Supplied data →
:::
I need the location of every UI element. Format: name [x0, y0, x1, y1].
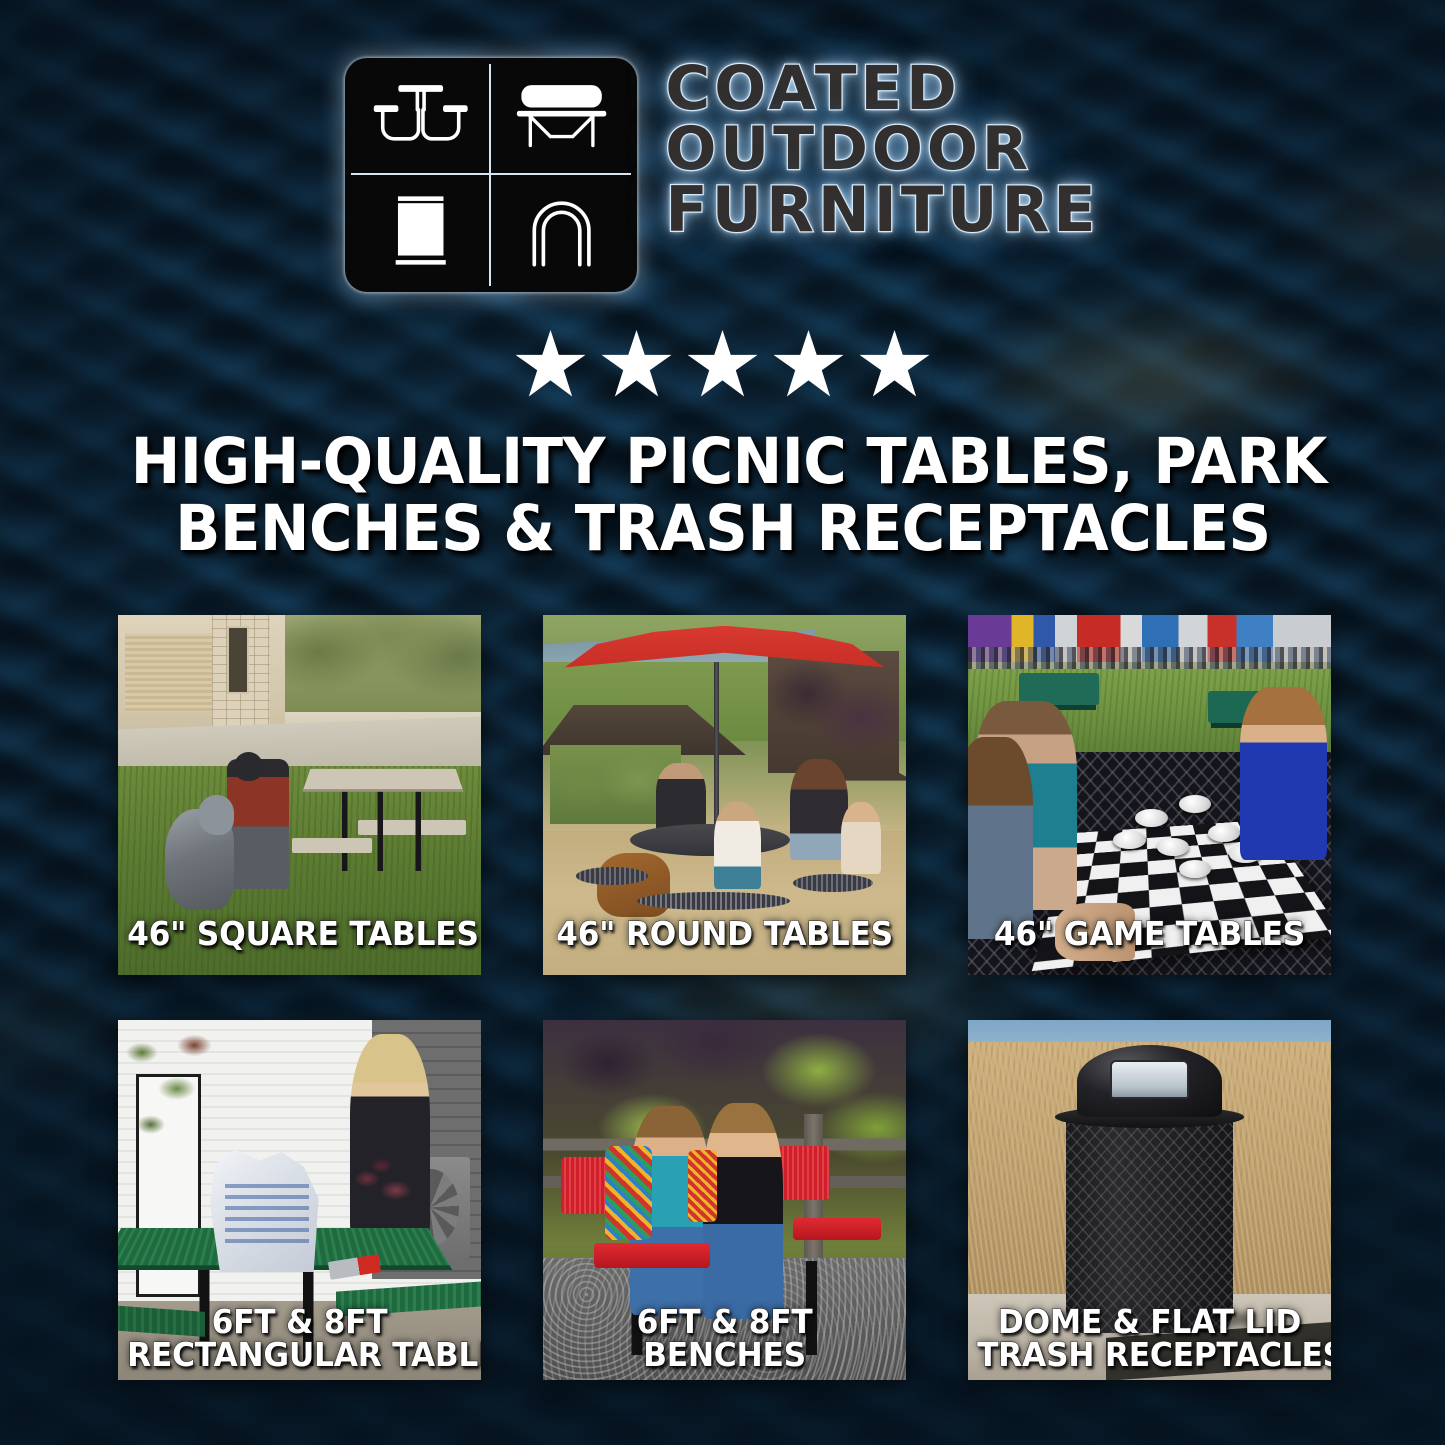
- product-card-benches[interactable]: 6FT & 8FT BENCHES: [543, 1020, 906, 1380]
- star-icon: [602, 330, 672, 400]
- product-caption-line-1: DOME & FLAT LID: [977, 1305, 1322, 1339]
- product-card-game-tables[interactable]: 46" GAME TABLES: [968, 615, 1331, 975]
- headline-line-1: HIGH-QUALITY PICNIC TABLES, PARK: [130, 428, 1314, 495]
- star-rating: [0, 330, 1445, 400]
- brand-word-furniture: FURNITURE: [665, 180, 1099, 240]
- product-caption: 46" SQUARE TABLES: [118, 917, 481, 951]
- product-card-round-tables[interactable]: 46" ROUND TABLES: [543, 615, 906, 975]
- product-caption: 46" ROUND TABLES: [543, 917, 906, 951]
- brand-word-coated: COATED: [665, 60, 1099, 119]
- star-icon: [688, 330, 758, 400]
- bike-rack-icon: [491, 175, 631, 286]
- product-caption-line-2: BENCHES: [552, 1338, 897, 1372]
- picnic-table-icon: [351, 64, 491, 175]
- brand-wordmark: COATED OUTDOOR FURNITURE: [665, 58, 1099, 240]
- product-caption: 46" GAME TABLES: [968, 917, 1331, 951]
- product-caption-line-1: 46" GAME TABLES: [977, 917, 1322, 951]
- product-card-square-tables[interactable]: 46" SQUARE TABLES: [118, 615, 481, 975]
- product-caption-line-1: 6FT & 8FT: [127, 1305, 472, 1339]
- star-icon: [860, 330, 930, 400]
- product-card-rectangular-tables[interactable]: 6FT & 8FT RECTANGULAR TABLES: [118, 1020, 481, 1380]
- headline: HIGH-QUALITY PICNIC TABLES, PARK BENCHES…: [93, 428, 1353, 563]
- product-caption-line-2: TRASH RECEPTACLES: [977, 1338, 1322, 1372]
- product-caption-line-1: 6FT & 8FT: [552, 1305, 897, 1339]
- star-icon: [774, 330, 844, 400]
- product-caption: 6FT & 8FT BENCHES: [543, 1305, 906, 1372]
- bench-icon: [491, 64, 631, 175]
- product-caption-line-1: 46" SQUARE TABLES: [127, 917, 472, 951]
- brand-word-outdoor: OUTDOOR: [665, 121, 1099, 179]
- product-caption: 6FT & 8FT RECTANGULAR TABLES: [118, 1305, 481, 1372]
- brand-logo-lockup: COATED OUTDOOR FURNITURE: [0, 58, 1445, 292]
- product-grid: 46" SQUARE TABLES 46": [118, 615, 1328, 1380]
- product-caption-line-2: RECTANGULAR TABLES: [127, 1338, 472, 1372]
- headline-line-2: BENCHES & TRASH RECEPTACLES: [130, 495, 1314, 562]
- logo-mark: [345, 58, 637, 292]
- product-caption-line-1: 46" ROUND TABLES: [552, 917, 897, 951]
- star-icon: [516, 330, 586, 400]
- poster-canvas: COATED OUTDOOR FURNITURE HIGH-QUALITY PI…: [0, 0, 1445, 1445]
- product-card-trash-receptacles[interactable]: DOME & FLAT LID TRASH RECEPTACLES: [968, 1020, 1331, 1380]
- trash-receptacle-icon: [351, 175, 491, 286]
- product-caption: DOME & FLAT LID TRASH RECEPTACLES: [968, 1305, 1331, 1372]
:::
What to do →
Copy every line of the data above verbatim, omitting the picture.

Task result →
I need the location of every UI element. Format: name [x0, y0, x1, y1].
- product-card-benches[interactable]: 6FT & 8FT BENCHES: [543, 1020, 906, 1380]
- star-icon: [602, 330, 672, 400]
- product-caption-line-1: DOME & FLAT LID: [977, 1305, 1322, 1339]
- product-card-game-tables[interactable]: 46" GAME TABLES: [968, 615, 1331, 975]
- headline-line-1: HIGH-QUALITY PICNIC TABLES, PARK: [130, 428, 1314, 495]
- star-rating: [0, 330, 1445, 400]
- brand-word-furniture: FURNITURE: [665, 180, 1099, 240]
- product-caption: 46" SQUARE TABLES: [118, 917, 481, 951]
- product-card-round-tables[interactable]: 46" ROUND TABLES: [543, 615, 906, 975]
- product-caption: 46" ROUND TABLES: [543, 917, 906, 951]
- brand-word-coated: COATED: [665, 60, 1099, 119]
- star-icon: [688, 330, 758, 400]
- bike-rack-icon: [491, 175, 631, 286]
- product-caption-line-2: BENCHES: [552, 1338, 897, 1372]
- picnic-table-icon: [351, 64, 491, 175]
- brand-wordmark: COATED OUTDOOR FURNITURE: [665, 58, 1099, 240]
- product-caption: 46" GAME TABLES: [968, 917, 1331, 951]
- product-caption-line-1: 46" GAME TABLES: [977, 917, 1322, 951]
- product-card-square-tables[interactable]: 46" SQUARE TABLES: [118, 615, 481, 975]
- product-caption-line-1: 6FT & 8FT: [127, 1305, 472, 1339]
- star-icon: [860, 330, 930, 400]
- product-card-rectangular-tables[interactable]: 6FT & 8FT RECTANGULAR TABLES: [118, 1020, 481, 1380]
- headline: HIGH-QUALITY PICNIC TABLES, PARK BENCHES…: [93, 428, 1353, 563]
- product-caption-line-2: TRASH RECEPTACLES: [977, 1338, 1322, 1372]
- product-caption-line-1: 6FT & 8FT: [552, 1305, 897, 1339]
- star-icon: [774, 330, 844, 400]
- product-caption: 6FT & 8FT BENCHES: [543, 1305, 906, 1372]
- bench-icon: [491, 64, 631, 175]
- product-caption-line-1: 46" SQUARE TABLES: [127, 917, 472, 951]
- brand-word-outdoor: OUTDOOR: [665, 121, 1099, 179]
- product-caption: 6FT & 8FT RECTANGULAR TABLES: [118, 1305, 481, 1372]
- brand-logo-lockup: COATED OUTDOOR FURNITURE: [0, 58, 1445, 292]
- product-grid: 46" SQUARE TABLES 46": [118, 615, 1328, 1380]
- product-caption-line-2: RECTANGULAR TABLES: [127, 1338, 472, 1372]
- headline-line-2: BENCHES & TRASH RECEPTACLES: [130, 495, 1314, 562]
- logo-mark: [345, 58, 637, 292]
- product-caption-line-1: 46" ROUND TABLES: [552, 917, 897, 951]
- star-icon: [516, 330, 586, 400]
- poster-canvas: COATED OUTDOOR FURNITURE HIGH-QUALITY PI…: [0, 0, 1445, 1445]
- product-card-trash-receptacles[interactable]: DOME & FLAT LID TRASH RECEPTACLES: [968, 1020, 1331, 1380]
- trash-receptacle-icon: [351, 175, 491, 286]
- product-caption: DOME & FLAT LID TRASH RECEPTACLES: [968, 1305, 1331, 1372]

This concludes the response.